Collected data:
-=-=-

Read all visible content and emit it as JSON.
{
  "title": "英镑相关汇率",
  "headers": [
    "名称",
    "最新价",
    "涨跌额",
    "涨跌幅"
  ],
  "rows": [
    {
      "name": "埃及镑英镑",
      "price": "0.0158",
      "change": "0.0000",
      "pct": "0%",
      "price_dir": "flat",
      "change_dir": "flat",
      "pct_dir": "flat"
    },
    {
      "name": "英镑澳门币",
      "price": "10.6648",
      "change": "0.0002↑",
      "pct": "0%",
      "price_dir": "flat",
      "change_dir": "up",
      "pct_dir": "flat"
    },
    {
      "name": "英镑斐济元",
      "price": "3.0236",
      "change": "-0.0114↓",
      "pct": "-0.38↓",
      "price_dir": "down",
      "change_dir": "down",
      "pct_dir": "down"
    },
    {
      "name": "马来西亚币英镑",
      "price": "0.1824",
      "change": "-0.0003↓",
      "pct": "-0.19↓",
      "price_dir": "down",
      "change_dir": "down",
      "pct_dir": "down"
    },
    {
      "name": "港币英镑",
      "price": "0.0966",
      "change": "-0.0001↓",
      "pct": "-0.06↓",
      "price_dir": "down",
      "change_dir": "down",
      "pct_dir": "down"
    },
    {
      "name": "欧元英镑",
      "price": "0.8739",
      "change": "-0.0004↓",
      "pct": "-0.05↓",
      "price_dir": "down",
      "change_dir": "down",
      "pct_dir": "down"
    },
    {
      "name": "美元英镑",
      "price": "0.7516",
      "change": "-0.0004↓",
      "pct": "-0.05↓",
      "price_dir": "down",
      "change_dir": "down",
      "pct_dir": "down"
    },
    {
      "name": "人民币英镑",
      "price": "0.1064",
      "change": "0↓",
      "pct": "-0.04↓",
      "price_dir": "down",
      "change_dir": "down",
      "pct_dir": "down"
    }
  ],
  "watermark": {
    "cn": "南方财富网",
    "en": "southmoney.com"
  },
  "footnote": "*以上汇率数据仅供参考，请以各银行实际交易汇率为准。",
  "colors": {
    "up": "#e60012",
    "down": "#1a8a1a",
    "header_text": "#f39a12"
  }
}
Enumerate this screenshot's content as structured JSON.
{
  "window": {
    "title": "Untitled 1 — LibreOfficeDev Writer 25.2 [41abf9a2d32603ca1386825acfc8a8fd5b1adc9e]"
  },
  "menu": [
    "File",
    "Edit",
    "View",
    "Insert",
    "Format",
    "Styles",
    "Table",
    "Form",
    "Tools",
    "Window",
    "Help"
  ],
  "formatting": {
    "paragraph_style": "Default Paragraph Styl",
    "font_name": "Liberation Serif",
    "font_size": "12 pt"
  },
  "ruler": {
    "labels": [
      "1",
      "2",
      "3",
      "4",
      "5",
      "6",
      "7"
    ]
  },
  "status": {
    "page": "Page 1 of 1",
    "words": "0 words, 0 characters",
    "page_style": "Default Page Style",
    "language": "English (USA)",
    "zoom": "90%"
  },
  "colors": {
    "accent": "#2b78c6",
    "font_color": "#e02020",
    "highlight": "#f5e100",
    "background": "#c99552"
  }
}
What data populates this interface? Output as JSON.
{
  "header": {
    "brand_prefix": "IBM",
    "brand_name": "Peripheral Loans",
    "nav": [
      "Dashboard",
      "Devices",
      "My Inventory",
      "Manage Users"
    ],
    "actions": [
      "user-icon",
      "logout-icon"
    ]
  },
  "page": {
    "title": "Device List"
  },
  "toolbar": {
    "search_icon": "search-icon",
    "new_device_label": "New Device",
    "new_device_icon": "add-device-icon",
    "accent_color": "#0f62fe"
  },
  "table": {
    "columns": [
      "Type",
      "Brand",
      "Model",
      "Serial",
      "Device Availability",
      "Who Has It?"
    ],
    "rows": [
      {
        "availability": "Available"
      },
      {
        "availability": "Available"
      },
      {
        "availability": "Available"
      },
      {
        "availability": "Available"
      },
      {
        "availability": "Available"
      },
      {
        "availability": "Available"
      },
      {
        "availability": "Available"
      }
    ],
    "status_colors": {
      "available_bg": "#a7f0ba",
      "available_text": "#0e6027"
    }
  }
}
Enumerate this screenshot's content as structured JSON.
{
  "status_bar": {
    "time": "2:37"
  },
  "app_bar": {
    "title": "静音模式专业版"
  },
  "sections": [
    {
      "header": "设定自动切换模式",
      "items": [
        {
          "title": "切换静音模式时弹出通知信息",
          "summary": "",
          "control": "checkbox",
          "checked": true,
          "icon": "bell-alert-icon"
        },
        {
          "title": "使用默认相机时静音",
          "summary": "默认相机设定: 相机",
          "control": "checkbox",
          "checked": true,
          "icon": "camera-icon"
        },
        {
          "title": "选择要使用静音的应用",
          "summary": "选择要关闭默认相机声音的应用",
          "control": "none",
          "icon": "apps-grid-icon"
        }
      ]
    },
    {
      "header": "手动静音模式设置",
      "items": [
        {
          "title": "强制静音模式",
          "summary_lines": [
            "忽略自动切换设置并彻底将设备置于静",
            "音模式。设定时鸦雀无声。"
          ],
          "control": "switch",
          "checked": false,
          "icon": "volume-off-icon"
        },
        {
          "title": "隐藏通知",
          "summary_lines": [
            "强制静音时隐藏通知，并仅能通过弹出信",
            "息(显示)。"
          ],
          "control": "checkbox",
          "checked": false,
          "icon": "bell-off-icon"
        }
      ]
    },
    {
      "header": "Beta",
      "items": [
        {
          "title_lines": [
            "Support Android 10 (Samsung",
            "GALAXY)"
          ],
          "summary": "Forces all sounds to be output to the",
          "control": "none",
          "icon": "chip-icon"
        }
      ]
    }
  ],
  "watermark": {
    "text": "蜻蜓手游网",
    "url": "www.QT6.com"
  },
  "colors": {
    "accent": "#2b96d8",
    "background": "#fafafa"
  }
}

-=-=-

GIVEN EXERCISE:
Write out the entire listing exactly.

FULL RESPONSE:
Read all visible content and emit it as JSON.
{
  "title": "英镑相关汇率",
  "headers": [
    "名称",
    "最新价",
    "涨跌额",
    "涨跌幅"
  ],
  "rows": [
    {
      "name": "埃及镑英镑",
      "price": "0.0158",
      "change": "0.0000",
      "pct": "0%",
      "price_dir": "flat",
      "change_dir": "flat",
      "pct_dir": "flat"
    },
    {
      "name": "英镑澳门币",
      "price": "10.6648",
      "change": "0.0002↑",
      "pct": "0%",
      "price_dir": "flat",
      "change_dir": "up",
      "pct_dir": "flat"
    },
    {
      "name": "英镑斐济元",
      "price": "3.0236",
      "change": "-0.0114↓",
      "pct": "-0.38↓",
      "price_dir": "down",
      "change_dir": "down",
      "pct_dir": "down"
    },
    {
      "name": "马来西亚币英镑",
      "price": "0.1824",
      "change": "-0.0003↓",
      "pct": "-0.19↓",
      "price_dir": "down",
      "change_dir": "down",
      "pct_dir": "down"
    },
    {
      "name": "港币英镑",
      "price": "0.0966",
      "change": "-0.0001↓",
      "pct": "-0.06↓",
      "price_dir": "down",
      "change_dir": "down",
      "pct_dir": "down"
    },
    {
      "name": "欧元英镑",
      "price": "0.8739",
      "change": "-0.0004↓",
      "pct": "-0.05↓",
      "price_dir": "down",
      "change_dir": "down",
      "pct_dir": "down"
    },
    {
      "name": "美元英镑",
      "price": "0.7516",
      "change": "-0.0004↓",
      "pct": "-0.05↓",
      "price_dir": "down",
      "change_dir": "down",
      "pct_dir": "down"
    },
    {
      "name": "人民币英镑",
      "price": "0.1064",
      "change": "0↓",
      "pct": "-0.04↓",
      "price_dir": "down",
      "change_dir": "down",
      "pct_dir": "down"
    }
  ],
  "watermark": {
    "cn": "南方财富网",
    "en": "southmoney.com"
  },
  "footnote": "*以上汇率数据仅供参考，请以各银行实际交易汇率为准。",
  "colors": {
    "up": "#e60012",
    "down": "#1a8a1a",
    "header_text": "#f39a12"
  }
}
Enumerate this screenshot's content as structured JSON.
{
  "window": {
    "title": "Untitled 1 — LibreOfficeDev Writer 25.2 [41abf9a2d32603ca1386825acfc8a8fd5b1adc9e]"
  },
  "menu": [
    "File",
    "Edit",
    "View",
    "Insert",
    "Format",
    "Styles",
    "Table",
    "Form",
    "Tools",
    "Window",
    "Help"
  ],
  "formatting": {
    "paragraph_style": "Default Paragraph Styl",
    "font_name": "Liberation Serif",
    "font_size": "12 pt"
  },
  "ruler": {
    "labels": [
      "1",
      "2",
      "3",
      "4",
      "5",
      "6",
      "7"
    ]
  },
  "status": {
    "page": "Page 1 of 1",
    "words": "0 words, 0 characters",
    "page_style": "Default Page Style",
    "language": "English (USA)",
    "zoom": "90%"
  },
  "colors": {
    "accent": "#2b78c6",
    "font_color": "#e02020",
    "highlight": "#f5e100",
    "background": "#c99552"
  }
}
What data populates this interface? Output as JSON.
{
  "header": {
    "brand_prefix": "IBM",
    "brand_name": "Peripheral Loans",
    "nav": [
      "Dashboard",
      "Devices",
      "My Inventory",
      "Manage Users"
    ],
    "actions": [
      "user-icon",
      "logout-icon"
    ]
  },
  "page": {
    "title": "Device List"
  },
  "toolbar": {
    "search_icon": "search-icon",
    "new_device_label": "New Device",
    "new_device_icon": "add-device-icon",
    "accent_color": "#0f62fe"
  },
  "table": {
    "columns": [
      "Type",
      "Brand",
      "Model",
      "Serial",
      "Device Availability",
      "Who Has It?"
    ],
    "rows": [
      {
        "availability": "Available"
      },
      {
        "availability": "Available"
      },
      {
        "availability": "Available"
      },
      {
        "availability": "Available"
      },
      {
        "availability": "Available"
      },
      {
        "availability": "Available"
      },
      {
        "availability": "Available"
      }
    ],
    "status_colors": {
      "available_bg": "#a7f0ba",
      "available_text": "#0e6027"
    }
  }
}
Enumerate this screenshot's content as structured JSON.
{
  "status_bar": {
    "time": "2:37"
  },
  "app_bar": {
    "title": "静音模式专业版"
  },
  "sections": [
    {
      "header": "设定自动切换模式",
      "items": [
        {
          "title": "切换静音模式时弹出通知信息",
          "summary": "",
          "control": "checkbox",
          "checked": true,
          "icon": "bell-alert-icon"
        },
        {
          "title": "使用默认相机时静音",
          "summary": "默认相机设定: 相机",
          "control": "checkbox",
          "checked": true,
          "icon": "camera-icon"
        },
        {
          "title": "选择要使用静音的应用",
          "summary": "选择要关闭默认相机声音的应用",
          "control": "none",
          "icon": "apps-grid-icon"
        }
      ]
    },
    {
      "header": "手动静音模式设置",
      "items": [
        {
          "title": "强制静音模式",
          "summary_lines": [
            "忽略自动切换设置并彻底将设备置于静",
            "音模式。设定时鸦雀无声。"
          ],
          "control": "switch",
          "checked": false,
          "icon": "volume-off-icon"
        },
        {
          "title": "隐藏通知",
          "summary_lines": [
            "强制静音时隐藏通知，并仅能通过弹出信",
            "息(显示)。"
          ],
          "control": "checkbox",
          "checked": false,
          "icon": "bell-off-icon"
        }
      ]
    },
    {
      "header": "Beta",
      "items": [
        {
          "title_lines": [
            "Support Android 10 (Samsung",
            "GALAXY)"
          ],
          "summary": "Forces all sounds to be output to the",
          "control": "none",
          "icon": "chip-icon"
        }
      ]
    }
  ],
  "watermark": {
    "text": "蜻蜓手游网",
    "url": "www.QT6.com"
  },
  "colors": {
    "accent": "#2b96d8",
    "background": "#fafafa"
  }
}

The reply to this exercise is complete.